▶ _REQUIREMENT_
Pick out and copy every line below that has the word "ylabel".

Records contained in a dataset
## begin
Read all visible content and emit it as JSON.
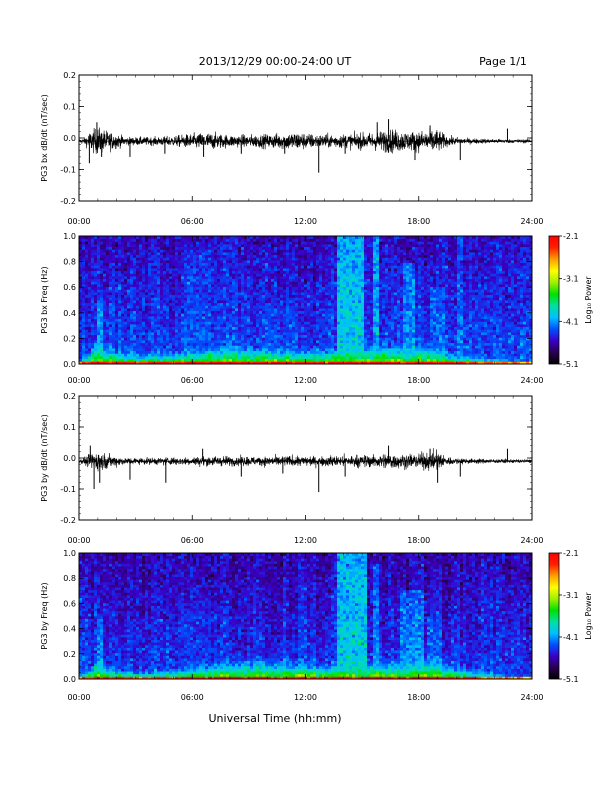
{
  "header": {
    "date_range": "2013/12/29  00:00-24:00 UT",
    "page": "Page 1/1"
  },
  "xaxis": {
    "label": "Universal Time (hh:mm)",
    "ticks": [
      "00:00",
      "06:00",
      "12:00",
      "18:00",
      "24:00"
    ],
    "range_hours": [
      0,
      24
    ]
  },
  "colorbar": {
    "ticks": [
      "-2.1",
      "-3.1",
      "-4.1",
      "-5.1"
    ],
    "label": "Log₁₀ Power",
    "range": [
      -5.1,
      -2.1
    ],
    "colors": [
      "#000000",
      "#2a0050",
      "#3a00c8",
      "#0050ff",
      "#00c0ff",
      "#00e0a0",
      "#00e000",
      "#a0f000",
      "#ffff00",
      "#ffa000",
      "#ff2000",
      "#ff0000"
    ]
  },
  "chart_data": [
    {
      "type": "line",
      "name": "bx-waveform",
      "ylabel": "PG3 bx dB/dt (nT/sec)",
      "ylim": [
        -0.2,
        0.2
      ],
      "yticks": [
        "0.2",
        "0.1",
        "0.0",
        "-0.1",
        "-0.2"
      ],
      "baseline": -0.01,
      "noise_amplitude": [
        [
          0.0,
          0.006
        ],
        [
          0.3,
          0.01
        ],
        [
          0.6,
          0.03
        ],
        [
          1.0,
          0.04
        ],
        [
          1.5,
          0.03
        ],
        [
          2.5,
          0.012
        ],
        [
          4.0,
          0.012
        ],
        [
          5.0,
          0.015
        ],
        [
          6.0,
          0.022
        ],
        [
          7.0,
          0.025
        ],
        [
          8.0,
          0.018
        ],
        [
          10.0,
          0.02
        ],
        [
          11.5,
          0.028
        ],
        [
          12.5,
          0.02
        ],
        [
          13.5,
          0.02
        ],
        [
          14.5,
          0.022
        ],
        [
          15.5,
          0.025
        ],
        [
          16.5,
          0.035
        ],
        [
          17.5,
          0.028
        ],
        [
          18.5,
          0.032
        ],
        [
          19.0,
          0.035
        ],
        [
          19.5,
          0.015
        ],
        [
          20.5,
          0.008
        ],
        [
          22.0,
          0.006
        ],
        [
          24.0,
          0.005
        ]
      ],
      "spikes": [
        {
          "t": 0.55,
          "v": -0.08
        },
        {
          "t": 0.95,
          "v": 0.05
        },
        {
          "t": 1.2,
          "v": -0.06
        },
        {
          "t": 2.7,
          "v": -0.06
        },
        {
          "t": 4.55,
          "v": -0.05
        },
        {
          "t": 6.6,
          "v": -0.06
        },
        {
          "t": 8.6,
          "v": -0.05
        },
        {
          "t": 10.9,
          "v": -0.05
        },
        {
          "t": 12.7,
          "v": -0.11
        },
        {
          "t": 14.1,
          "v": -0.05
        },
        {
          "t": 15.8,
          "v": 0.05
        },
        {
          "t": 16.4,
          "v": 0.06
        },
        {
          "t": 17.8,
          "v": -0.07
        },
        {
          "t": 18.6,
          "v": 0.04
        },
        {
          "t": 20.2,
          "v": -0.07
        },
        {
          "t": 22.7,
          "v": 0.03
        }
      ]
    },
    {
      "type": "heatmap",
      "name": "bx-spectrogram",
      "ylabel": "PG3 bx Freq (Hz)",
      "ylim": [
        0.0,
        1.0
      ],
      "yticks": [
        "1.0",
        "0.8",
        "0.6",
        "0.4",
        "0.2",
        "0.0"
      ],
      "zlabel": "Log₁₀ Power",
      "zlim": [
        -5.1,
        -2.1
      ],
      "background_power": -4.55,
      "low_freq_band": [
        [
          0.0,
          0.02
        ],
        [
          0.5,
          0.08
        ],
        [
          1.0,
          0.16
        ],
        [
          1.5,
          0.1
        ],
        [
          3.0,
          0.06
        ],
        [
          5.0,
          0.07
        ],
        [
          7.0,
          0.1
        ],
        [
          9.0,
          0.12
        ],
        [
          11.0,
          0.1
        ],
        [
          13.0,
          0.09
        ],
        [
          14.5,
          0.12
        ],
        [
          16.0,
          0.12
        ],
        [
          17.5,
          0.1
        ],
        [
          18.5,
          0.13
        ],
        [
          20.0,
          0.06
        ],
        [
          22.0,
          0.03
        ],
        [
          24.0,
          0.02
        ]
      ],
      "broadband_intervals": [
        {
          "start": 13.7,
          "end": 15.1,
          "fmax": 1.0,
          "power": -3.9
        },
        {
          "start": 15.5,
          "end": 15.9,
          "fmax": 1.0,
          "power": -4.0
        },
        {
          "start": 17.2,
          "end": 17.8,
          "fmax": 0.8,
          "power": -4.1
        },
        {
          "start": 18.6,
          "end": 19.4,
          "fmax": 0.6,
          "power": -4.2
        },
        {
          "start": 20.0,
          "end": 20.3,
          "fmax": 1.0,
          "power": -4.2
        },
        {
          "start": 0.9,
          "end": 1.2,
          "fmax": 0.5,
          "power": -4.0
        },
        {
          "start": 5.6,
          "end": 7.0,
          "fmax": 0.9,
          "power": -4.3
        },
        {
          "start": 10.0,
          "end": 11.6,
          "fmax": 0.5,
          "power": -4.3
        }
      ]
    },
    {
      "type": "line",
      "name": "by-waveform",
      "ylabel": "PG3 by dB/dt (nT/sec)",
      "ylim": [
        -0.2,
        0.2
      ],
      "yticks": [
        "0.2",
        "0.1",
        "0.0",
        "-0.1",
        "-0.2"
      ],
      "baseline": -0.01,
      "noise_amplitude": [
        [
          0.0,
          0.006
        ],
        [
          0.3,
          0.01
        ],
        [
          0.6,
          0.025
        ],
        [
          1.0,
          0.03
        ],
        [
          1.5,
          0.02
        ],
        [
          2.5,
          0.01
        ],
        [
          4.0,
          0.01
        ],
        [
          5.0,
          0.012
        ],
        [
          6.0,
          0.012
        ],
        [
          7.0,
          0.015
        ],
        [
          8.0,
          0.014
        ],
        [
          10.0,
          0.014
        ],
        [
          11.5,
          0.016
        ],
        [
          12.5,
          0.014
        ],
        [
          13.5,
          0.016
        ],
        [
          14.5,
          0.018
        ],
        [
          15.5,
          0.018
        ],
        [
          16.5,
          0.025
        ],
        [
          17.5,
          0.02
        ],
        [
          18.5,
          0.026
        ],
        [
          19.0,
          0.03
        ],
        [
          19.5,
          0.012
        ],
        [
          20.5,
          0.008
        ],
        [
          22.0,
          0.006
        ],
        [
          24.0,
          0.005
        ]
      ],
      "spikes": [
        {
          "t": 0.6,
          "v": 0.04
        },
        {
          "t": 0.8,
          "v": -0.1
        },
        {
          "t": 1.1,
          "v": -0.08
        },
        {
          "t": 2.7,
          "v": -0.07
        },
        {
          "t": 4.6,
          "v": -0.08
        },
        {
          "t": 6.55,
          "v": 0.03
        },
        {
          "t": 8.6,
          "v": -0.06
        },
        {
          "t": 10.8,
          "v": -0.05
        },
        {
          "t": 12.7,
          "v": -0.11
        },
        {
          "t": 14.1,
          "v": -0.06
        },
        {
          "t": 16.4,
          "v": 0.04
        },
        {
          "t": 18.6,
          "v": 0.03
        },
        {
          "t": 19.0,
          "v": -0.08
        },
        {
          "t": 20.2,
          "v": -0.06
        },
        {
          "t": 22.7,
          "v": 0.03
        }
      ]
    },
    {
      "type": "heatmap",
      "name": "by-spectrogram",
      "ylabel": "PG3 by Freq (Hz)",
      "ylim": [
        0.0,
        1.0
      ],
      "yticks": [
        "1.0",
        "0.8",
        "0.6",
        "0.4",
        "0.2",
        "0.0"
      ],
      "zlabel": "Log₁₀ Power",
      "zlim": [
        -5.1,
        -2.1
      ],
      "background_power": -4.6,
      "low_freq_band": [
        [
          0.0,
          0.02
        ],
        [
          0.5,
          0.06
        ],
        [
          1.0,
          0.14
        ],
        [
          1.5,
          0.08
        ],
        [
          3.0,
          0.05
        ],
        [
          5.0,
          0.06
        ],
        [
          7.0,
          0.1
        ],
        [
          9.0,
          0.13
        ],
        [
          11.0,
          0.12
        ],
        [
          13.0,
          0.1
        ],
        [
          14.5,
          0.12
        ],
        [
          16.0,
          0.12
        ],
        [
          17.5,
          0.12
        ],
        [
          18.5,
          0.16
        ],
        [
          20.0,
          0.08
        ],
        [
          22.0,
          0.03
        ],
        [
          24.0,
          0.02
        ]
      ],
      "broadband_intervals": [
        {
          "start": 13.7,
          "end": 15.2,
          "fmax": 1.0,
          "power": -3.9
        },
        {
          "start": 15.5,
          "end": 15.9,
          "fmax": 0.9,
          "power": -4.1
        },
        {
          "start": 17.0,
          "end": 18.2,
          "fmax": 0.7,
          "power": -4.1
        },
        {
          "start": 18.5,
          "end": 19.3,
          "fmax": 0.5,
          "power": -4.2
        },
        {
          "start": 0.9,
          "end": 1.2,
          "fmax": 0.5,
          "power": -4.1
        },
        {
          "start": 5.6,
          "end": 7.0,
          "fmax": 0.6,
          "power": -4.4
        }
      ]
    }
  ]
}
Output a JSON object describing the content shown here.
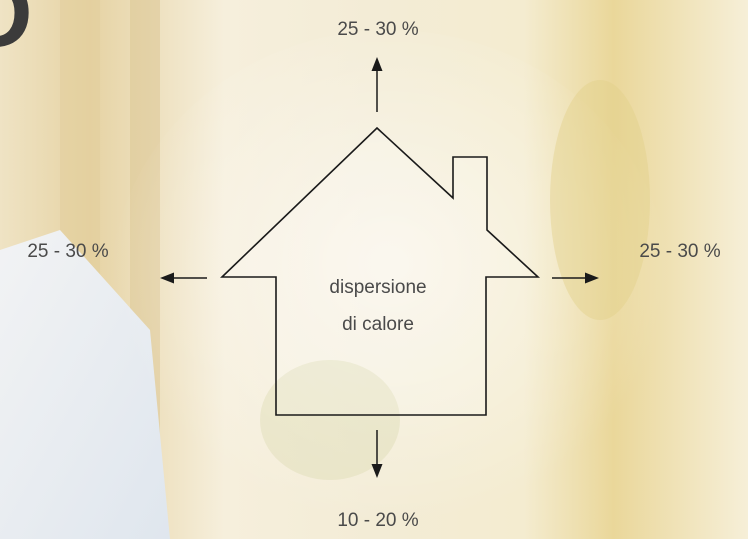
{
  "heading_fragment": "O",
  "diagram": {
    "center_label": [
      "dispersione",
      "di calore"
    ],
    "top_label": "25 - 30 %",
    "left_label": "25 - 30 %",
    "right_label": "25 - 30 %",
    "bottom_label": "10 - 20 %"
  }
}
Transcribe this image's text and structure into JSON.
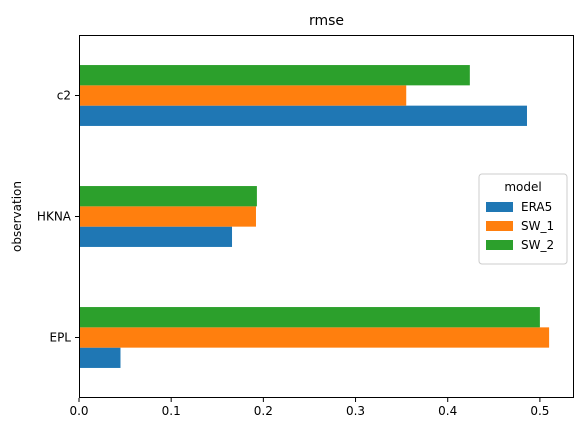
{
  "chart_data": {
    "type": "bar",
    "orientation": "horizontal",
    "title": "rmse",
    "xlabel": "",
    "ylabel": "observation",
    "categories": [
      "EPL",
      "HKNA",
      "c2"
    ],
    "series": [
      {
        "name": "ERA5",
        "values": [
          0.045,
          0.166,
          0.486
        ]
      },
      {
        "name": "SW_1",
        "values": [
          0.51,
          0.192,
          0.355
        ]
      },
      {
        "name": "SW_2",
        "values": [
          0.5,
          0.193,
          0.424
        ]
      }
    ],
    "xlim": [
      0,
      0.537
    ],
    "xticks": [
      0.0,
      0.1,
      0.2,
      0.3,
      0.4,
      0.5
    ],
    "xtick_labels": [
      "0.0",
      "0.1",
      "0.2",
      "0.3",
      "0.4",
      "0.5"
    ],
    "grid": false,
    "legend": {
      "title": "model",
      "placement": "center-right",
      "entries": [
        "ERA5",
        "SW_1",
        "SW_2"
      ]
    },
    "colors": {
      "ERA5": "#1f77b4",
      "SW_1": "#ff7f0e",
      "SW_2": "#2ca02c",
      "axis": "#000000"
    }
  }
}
## end
▶ _RESULT OF THE EXERCISE_
      "ylabel": "PG3 bx dB/dt (nT/sec)",
      "ylabel": "PG3 bx Freq (Hz)",
      "ylabel": "PG3 by dB/dt (nT/sec)",
      "ylabel": "PG3 by Freq (Hz)",
    "ylabel": "observation",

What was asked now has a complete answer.